● Exercise details: Quote every entry word for word.

● Task material:
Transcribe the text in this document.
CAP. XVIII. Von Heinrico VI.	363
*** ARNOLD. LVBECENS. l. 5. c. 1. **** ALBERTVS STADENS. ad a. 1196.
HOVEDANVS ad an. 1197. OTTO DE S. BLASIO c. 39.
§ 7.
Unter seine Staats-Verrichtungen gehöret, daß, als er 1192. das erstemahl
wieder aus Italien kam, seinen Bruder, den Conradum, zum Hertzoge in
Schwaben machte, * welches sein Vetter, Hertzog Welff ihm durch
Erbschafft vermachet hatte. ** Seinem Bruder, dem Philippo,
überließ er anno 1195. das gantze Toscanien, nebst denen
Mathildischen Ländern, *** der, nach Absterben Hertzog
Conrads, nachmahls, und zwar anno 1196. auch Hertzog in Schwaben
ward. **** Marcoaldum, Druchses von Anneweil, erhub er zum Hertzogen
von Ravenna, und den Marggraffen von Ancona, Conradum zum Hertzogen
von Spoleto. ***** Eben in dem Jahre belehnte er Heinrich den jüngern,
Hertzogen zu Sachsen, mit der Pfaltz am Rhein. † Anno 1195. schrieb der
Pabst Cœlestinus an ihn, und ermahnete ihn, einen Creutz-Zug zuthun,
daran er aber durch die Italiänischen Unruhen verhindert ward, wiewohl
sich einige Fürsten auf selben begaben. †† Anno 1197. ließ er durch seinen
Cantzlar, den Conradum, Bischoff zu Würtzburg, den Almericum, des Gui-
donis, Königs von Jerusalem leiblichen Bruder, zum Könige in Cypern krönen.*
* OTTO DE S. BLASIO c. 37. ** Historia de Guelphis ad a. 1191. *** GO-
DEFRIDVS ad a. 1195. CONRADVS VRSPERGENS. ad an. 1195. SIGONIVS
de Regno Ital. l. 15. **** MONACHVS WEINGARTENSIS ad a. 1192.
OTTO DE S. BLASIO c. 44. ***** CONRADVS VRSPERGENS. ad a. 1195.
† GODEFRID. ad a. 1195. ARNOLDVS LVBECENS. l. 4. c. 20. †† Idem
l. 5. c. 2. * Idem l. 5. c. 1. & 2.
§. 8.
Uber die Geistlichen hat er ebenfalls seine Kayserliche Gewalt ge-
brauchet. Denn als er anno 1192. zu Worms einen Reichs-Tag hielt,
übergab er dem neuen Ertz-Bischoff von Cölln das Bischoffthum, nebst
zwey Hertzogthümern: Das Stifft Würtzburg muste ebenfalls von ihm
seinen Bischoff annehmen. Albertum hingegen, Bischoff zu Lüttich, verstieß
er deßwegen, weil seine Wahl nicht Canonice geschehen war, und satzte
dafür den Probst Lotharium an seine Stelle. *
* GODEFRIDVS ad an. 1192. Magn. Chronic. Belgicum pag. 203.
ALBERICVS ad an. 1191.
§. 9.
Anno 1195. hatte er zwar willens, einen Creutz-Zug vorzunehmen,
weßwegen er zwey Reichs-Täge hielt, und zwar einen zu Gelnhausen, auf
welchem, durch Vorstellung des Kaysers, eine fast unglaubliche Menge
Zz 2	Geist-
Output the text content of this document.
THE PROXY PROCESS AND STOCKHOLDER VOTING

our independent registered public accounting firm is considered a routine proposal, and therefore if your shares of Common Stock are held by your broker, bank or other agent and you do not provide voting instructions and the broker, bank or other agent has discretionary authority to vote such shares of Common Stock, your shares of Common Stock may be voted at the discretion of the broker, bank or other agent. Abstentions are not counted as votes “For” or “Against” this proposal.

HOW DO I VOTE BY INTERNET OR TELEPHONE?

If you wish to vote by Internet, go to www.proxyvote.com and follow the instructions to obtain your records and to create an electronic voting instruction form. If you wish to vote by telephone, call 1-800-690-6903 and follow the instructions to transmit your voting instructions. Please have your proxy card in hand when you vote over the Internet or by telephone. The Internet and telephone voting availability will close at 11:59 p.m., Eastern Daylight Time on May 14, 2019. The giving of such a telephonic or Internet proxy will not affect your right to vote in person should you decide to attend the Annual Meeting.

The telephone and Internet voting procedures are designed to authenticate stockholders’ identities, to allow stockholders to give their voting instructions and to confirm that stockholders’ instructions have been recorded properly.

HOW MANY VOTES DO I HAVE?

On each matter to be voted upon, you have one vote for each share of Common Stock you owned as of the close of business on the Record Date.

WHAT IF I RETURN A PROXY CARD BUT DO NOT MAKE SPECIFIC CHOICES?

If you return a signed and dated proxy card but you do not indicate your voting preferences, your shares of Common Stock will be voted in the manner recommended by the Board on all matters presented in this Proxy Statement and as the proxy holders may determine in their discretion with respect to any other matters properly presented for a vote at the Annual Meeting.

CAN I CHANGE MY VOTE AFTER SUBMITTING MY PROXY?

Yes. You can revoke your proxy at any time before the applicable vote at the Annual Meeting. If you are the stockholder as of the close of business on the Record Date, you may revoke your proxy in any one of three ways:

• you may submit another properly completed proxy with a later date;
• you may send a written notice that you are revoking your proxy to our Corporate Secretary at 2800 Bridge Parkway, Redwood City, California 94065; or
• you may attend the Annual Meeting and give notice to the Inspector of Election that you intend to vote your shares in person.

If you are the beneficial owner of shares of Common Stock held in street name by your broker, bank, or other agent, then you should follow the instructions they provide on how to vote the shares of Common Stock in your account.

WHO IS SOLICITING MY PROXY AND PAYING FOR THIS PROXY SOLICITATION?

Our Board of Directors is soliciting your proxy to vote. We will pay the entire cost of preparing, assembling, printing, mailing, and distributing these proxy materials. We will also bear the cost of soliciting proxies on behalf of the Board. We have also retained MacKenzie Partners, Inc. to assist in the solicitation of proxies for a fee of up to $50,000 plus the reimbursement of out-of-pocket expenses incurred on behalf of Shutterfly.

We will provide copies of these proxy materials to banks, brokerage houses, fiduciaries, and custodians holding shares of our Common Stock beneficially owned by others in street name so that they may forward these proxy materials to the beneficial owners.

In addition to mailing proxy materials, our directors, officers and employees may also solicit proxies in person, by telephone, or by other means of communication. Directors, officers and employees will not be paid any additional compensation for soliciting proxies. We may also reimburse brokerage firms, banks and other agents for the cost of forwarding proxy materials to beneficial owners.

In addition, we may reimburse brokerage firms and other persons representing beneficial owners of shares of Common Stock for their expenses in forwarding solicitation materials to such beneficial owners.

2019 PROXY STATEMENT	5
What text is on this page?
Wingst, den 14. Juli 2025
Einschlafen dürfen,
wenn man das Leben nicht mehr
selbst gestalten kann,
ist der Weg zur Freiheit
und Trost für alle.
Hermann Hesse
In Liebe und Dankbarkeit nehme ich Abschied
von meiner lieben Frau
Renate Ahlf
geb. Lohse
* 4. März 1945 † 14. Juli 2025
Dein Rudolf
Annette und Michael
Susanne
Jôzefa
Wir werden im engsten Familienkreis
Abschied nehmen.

● Result of the task:
Transcribe the text in this document.
CAP. XVIII. Von Heinrico VI.	363
*** ARNOLD. LVBECENS. l. 5. c. 1. **** ALBERTVS STADENS. ad a. 1196.
HOVEDANVS ad an. 1197. OTTO DE S. BLASIO c. 39.
§ 7.
Unter seine Staats-Verrichtungen gehöret, daß, als er 1192. das erstemahl
wieder aus Italien kam, seinen Bruder, den Conradum, zum Hertzoge in
Schwaben machte, * welches sein Vetter, Hertzog Welff ihm durch
Erbschafft vermachet hatte. ** Seinem Bruder, dem Philippo,
überließ er anno 1195. das gantze Toscanien, nebst denen
Mathildischen Ländern, *** der, nach Absterben Hertzog
Conrads, nachmahls, und zwar anno 1196. auch Hertzog in Schwaben
ward. **** Marcoaldum, Druchses von Anneweil, erhub er zum Hertzogen
von Ravenna, und den Marggraffen von Ancona, Conradum zum Hertzogen
von Spoleto. ***** Eben in dem Jahre belehnte er Heinrich den jüngern,
Hertzogen zu Sachsen, mit der Pfaltz am Rhein. † Anno 1195. schrieb der
Pabst Cœlestinus an ihn, und ermahnete ihn, einen Creutz-Zug zuthun,
daran er aber durch die Italiänischen Unruhen verhindert ward, wiewohl
sich einige Fürsten auf selben begaben. †† Anno 1197. ließ er durch seinen
Cantzlar, den Conradum, Bischoff zu Würtzburg, den Almericum, des Gui-
donis, Königs von Jerusalem leiblichen Bruder, zum Könige in Cypern krönen.*
* OTTO DE S. BLASIO c. 37. ** Historia de Guelphis ad a. 1191. *** GO-
DEFRIDVS ad a. 1195. CONRADVS VRSPERGENS. ad an. 1195. SIGONIVS
de Regno Ital. l. 15. **** MONACHVS WEINGARTENSIS ad a. 1192.
OTTO DE S. BLASIO c. 44. ***** CONRADVS VRSPERGENS. ad a. 1195.
† GODEFRID. ad a. 1195. ARNOLDVS LVBECENS. l. 4. c. 20. †† Idem
l. 5. c. 2. * Idem l. 5. c. 1. & 2.
§. 8.
Uber die Geistlichen hat er ebenfalls seine Kayserliche Gewalt ge-
brauchet. Denn als er anno 1192. zu Worms einen Reichs-Tag hielt,
übergab er dem neuen Ertz-Bischoff von Cölln das Bischoffthum, nebst
zwey Hertzogthümern: Das Stifft Würtzburg muste ebenfalls von ihm
seinen Bischoff annehmen. Albertum hingegen, Bischoff zu Lüttich, verstieß
er deßwegen, weil seine Wahl nicht Canonice geschehen war, und satzte
dafür den Probst Lotharium an seine Stelle. *
* GODEFRIDVS ad an. 1192. Magn. Chronic. Belgicum pag. 203.
ALBERICVS ad an. 1191.
§. 9.
Anno 1195. hatte er zwar willens, einen Creutz-Zug vorzunehmen,
weßwegen er zwey Reichs-Täge hielt, und zwar einen zu Gelnhausen, auf
welchem, durch Vorstellung des Kaysers, eine fast unglaubliche Menge
Zz 2	Geist-
Output the text content of this document.
THE PROXY PROCESS AND STOCKHOLDER VOTING

our independent registered public accounting firm is considered a routine proposal, and therefore if your shares of Common Stock are held by your broker, bank or other agent and you do not provide voting instructions and the broker, bank or other agent has discretionary authority to vote such shares of Common Stock, your shares of Common Stock may be voted at the discretion of the broker, bank or other agent. Abstentions are not counted as votes “For” or “Against” this proposal.

HOW DO I VOTE BY INTERNET OR TELEPHONE?

If you wish to vote by Internet, go to www.proxyvote.com and follow the instructions to obtain your records and to create an electronic voting instruction form. If you wish to vote by telephone, call 1-800-690-6903 and follow the instructions to transmit your voting instructions. Please have your proxy card in hand when you vote over the Internet or by telephone. The Internet and telephone voting availability will close at 11:59 p.m., Eastern Daylight Time on May 14, 2019. The giving of such a telephonic or Internet proxy will not affect your right to vote in person should you decide to attend the Annual Meeting.

The telephone and Internet voting procedures are designed to authenticate stockholders’ identities, to allow stockholders to give their voting instructions and to confirm that stockholders’ instructions have been recorded properly.

HOW MANY VOTES DO I HAVE?

On each matter to be voted upon, you have one vote for each share of Common Stock you owned as of the close of business on the Record Date.

WHAT IF I RETURN A PROXY CARD BUT DO NOT MAKE SPECIFIC CHOICES?

If you return a signed and dated proxy card but you do not indicate your voting preferences, your shares of Common Stock will be voted in the manner recommended by the Board on all matters presented in this Proxy Statement and as the proxy holders may determine in their discretion with respect to any other matters properly presented for a vote at the Annual Meeting.

CAN I CHANGE MY VOTE AFTER SUBMITTING MY PROXY?

Yes. You can revoke your proxy at any time before the applicable vote at the Annual Meeting. If you are the stockholder as of the close of business on the Record Date, you may revoke your proxy in any one of three ways:

• you may submit another properly completed proxy with a later date;
• you may send a written notice that you are revoking your proxy to our Corporate Secretary at 2800 Bridge Parkway, Redwood City, California 94065; or
• you may attend the Annual Meeting and give notice to the Inspector of Election that you intend to vote your shares in person.

If you are the beneficial owner of shares of Common Stock held in street name by your broker, bank, or other agent, then you should follow the instructions they provide on how to vote the shares of Common Stock in your account.

WHO IS SOLICITING MY PROXY AND PAYING FOR THIS PROXY SOLICITATION?

Our Board of Directors is soliciting your proxy to vote. We will pay the entire cost of preparing, assembling, printing, mailing, and distributing these proxy materials. We will also bear the cost of soliciting proxies on behalf of the Board. We have also retained MacKenzie Partners, Inc. to assist in the solicitation of proxies for a fee of up to $50,000 plus the reimbursement of out-of-pocket expenses incurred on behalf of Shutterfly.

We will provide copies of these proxy materials to banks, brokerage houses, fiduciaries, and custodians holding shares of our Common Stock beneficially owned by others in street name so that they may forward these proxy materials to the beneficial owners.

In addition to mailing proxy materials, our directors, officers and employees may also solicit proxies in person, by telephone, or by other means of communication. Directors, officers and employees will not be paid any additional compensation for soliciting proxies. We may also reimburse brokerage firms, banks and other agents for the cost of forwarding proxy materials to beneficial owners.

In addition, we may reimburse brokerage firms and other persons representing beneficial owners of shares of Common Stock for their expenses in forwarding solicitation materials to such beneficial owners.

2019 PROXY STATEMENT	5
What text is on this page?
Wingst, den 14. Juli 2025
Einschlafen dürfen,
wenn man das Leben nicht mehr
selbst gestalten kann,
ist der Weg zur Freiheit
und Trost für alle.
Hermann Hesse
In Liebe und Dankbarkeit nehme ich Abschied
von meiner lieben Frau
Renate Ahlf
geb. Lohse
* 4. März 1945 † 14. Juli 2025
Dein Rudolf
Annette und Michael
Susanne
Jôzefa
Wir werden im engsten Familienkreis
Abschied nehmen.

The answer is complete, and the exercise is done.